_RECORDS SHOWN_.
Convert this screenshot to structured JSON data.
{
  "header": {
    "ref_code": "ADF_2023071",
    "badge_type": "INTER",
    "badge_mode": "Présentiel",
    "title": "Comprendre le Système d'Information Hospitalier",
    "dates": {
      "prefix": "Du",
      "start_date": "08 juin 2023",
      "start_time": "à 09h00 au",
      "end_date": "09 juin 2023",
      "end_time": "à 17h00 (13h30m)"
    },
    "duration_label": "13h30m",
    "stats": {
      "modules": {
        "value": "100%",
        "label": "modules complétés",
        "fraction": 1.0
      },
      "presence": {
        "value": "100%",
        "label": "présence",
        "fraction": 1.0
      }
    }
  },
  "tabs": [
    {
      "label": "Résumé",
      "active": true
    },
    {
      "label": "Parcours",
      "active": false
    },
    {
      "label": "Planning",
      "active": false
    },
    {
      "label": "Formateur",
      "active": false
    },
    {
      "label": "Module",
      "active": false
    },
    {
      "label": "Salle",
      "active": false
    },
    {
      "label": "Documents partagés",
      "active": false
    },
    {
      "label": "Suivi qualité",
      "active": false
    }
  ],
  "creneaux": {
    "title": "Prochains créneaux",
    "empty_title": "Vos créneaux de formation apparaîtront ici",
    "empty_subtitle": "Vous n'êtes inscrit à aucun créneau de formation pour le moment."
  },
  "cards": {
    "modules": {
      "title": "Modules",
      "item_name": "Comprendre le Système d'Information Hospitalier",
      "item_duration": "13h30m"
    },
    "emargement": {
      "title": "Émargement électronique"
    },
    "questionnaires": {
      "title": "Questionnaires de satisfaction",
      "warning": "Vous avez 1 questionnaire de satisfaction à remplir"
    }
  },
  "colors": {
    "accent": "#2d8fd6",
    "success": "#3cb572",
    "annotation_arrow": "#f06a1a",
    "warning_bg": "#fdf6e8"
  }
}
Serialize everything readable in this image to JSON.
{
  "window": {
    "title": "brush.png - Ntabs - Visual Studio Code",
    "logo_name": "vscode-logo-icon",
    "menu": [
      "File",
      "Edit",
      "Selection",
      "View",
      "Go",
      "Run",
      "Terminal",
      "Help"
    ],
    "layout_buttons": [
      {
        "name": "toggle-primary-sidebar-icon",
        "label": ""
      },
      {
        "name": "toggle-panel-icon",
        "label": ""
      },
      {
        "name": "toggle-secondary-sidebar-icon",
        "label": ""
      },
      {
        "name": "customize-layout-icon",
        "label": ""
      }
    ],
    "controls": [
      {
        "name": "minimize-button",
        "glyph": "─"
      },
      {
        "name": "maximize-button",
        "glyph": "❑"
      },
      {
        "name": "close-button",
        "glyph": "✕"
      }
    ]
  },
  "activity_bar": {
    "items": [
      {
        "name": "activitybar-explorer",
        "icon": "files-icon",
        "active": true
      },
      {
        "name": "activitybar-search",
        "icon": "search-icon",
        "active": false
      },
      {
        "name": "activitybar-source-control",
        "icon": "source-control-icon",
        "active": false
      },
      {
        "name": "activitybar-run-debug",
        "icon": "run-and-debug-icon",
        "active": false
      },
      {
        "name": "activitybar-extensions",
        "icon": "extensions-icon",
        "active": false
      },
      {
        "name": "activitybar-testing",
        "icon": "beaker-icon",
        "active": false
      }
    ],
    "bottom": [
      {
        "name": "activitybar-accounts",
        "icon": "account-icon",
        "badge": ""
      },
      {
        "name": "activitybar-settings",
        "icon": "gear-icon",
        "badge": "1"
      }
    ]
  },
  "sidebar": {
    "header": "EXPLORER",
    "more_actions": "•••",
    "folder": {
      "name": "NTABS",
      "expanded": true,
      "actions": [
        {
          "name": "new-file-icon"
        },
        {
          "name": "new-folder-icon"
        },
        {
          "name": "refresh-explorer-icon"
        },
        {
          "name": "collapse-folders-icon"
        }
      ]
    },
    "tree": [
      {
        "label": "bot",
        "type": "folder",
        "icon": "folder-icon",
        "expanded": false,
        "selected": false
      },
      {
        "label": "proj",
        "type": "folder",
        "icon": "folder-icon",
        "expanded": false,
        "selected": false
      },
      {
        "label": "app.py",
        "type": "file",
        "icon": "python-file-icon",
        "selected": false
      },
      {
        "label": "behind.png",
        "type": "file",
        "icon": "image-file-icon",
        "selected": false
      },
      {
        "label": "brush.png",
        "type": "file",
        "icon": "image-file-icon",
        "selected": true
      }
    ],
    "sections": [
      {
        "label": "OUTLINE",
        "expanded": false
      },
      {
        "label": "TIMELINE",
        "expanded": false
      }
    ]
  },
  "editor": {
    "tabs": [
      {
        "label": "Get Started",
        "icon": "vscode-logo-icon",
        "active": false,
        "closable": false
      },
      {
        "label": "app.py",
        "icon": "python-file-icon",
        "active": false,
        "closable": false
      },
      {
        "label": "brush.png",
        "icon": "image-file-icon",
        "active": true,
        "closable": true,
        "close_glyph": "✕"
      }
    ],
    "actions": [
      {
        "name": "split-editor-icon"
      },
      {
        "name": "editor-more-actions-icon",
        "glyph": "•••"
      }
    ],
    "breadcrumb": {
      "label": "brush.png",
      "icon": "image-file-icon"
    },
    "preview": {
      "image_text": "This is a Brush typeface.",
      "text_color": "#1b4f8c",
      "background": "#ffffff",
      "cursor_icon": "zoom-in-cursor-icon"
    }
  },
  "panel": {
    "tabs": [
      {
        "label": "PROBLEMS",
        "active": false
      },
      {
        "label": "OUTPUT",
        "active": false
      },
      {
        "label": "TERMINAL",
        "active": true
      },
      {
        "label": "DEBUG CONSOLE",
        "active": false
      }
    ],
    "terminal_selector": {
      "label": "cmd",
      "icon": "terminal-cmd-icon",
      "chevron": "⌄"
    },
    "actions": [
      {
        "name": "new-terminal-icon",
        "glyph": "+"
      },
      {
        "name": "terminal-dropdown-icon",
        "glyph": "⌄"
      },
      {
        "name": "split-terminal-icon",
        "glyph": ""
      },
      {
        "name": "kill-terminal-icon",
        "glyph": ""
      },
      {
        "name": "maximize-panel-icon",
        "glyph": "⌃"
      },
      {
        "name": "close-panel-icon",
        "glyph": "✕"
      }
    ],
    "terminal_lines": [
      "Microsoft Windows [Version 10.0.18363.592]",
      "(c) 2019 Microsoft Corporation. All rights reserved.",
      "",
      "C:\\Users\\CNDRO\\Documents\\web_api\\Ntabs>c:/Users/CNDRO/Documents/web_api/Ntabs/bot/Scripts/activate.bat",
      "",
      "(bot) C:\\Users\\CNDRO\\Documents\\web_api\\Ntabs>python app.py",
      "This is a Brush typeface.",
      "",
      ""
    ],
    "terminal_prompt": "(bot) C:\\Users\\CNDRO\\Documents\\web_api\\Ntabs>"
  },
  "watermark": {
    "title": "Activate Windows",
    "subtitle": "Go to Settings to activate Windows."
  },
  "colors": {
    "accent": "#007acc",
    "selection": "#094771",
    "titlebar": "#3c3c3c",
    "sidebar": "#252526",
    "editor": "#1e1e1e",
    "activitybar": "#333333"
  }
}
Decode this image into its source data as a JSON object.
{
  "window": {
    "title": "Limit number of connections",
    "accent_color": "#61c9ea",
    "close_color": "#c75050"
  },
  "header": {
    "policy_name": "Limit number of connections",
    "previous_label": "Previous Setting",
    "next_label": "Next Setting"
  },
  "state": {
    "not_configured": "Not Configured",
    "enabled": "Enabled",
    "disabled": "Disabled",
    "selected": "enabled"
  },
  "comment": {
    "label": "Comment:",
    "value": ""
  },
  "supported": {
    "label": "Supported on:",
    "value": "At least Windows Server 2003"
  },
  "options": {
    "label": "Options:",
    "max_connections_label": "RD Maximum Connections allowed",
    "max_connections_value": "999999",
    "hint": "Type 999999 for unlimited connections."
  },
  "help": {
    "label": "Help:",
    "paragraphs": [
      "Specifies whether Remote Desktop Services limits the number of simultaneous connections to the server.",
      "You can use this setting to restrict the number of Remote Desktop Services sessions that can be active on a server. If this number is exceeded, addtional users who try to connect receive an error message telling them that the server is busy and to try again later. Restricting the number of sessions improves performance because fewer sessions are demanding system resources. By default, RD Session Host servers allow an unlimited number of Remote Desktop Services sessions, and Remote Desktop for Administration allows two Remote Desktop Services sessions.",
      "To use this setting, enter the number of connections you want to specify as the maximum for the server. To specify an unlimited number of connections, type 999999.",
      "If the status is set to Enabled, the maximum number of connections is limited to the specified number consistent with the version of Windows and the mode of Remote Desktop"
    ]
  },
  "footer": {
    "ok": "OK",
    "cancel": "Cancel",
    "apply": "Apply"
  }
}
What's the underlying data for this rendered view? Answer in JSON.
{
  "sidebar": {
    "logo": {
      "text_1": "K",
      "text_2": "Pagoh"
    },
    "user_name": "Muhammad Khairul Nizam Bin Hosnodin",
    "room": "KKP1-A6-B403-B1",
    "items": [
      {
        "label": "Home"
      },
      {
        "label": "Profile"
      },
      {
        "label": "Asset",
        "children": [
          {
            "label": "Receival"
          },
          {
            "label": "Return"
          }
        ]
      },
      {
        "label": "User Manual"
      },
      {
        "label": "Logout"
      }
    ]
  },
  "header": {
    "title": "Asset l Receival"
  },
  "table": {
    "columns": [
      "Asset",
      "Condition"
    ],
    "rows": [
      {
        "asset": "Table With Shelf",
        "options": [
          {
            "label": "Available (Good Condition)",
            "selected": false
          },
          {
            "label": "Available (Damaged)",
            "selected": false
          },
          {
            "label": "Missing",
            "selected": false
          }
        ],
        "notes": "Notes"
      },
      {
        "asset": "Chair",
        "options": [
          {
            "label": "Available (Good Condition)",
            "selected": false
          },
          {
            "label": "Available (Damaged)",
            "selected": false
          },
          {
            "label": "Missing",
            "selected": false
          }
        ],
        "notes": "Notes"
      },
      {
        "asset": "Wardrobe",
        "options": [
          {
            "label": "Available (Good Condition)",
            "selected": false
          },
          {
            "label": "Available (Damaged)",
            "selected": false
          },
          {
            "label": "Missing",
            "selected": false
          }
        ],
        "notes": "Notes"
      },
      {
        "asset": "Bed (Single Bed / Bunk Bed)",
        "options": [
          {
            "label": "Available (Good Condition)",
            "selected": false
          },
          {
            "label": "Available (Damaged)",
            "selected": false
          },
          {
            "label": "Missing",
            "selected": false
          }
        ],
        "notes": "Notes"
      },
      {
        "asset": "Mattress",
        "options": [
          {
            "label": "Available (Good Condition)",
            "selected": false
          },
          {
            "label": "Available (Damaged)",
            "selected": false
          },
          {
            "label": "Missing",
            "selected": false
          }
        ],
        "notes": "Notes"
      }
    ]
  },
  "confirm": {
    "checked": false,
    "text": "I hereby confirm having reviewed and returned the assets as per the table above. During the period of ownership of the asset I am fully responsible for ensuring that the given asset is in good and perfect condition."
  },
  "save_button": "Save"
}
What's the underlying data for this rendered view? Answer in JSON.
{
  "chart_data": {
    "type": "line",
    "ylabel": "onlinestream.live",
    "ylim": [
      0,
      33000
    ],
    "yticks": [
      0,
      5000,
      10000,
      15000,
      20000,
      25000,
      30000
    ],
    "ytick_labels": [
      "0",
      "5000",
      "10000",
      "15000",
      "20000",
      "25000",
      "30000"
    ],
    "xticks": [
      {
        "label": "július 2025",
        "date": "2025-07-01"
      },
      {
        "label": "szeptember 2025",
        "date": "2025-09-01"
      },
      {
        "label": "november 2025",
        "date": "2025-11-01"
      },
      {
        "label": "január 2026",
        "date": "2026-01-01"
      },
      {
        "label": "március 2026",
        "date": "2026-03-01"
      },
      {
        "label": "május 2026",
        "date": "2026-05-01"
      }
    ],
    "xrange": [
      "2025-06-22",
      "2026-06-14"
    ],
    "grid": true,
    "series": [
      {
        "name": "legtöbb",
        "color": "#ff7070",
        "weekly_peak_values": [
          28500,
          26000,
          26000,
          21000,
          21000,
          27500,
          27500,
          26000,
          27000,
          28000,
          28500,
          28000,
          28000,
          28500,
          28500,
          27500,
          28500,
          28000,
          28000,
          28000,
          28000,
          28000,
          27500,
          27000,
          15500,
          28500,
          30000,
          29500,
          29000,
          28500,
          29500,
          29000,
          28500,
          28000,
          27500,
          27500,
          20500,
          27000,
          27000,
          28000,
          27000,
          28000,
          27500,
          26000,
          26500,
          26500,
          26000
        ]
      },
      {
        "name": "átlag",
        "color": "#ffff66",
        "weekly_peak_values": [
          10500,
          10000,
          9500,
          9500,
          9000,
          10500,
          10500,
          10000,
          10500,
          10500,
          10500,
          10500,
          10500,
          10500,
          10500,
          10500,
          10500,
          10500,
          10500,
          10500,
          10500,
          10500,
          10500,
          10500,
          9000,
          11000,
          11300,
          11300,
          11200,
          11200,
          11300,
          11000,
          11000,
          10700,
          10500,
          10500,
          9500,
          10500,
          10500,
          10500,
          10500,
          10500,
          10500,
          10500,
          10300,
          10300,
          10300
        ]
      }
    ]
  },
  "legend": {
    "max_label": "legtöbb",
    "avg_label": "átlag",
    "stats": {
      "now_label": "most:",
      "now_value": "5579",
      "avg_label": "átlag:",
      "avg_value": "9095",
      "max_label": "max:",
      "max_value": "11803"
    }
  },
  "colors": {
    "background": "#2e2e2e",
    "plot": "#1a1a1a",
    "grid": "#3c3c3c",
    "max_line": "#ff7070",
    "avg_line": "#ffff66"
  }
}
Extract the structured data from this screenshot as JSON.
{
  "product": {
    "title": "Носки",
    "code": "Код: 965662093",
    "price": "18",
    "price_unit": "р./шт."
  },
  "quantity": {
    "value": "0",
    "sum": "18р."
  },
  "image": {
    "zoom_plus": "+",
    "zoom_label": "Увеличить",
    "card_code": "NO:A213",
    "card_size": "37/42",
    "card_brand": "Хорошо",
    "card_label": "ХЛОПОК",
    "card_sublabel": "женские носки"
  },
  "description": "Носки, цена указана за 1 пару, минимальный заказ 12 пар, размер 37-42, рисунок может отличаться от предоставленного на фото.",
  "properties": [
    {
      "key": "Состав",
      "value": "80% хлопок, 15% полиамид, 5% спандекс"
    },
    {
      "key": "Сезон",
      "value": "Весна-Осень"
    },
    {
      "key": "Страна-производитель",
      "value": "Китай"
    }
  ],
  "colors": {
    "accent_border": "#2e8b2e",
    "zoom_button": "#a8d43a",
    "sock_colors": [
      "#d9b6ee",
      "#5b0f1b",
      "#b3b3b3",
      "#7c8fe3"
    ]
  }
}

_TASK INSTRUCTIONS_.
Select all lines in the listing that include the word "juin".

_TASK ANSWER_.
      "start_date": "08 juin 2023",
      "end_date": "09 juin 2023",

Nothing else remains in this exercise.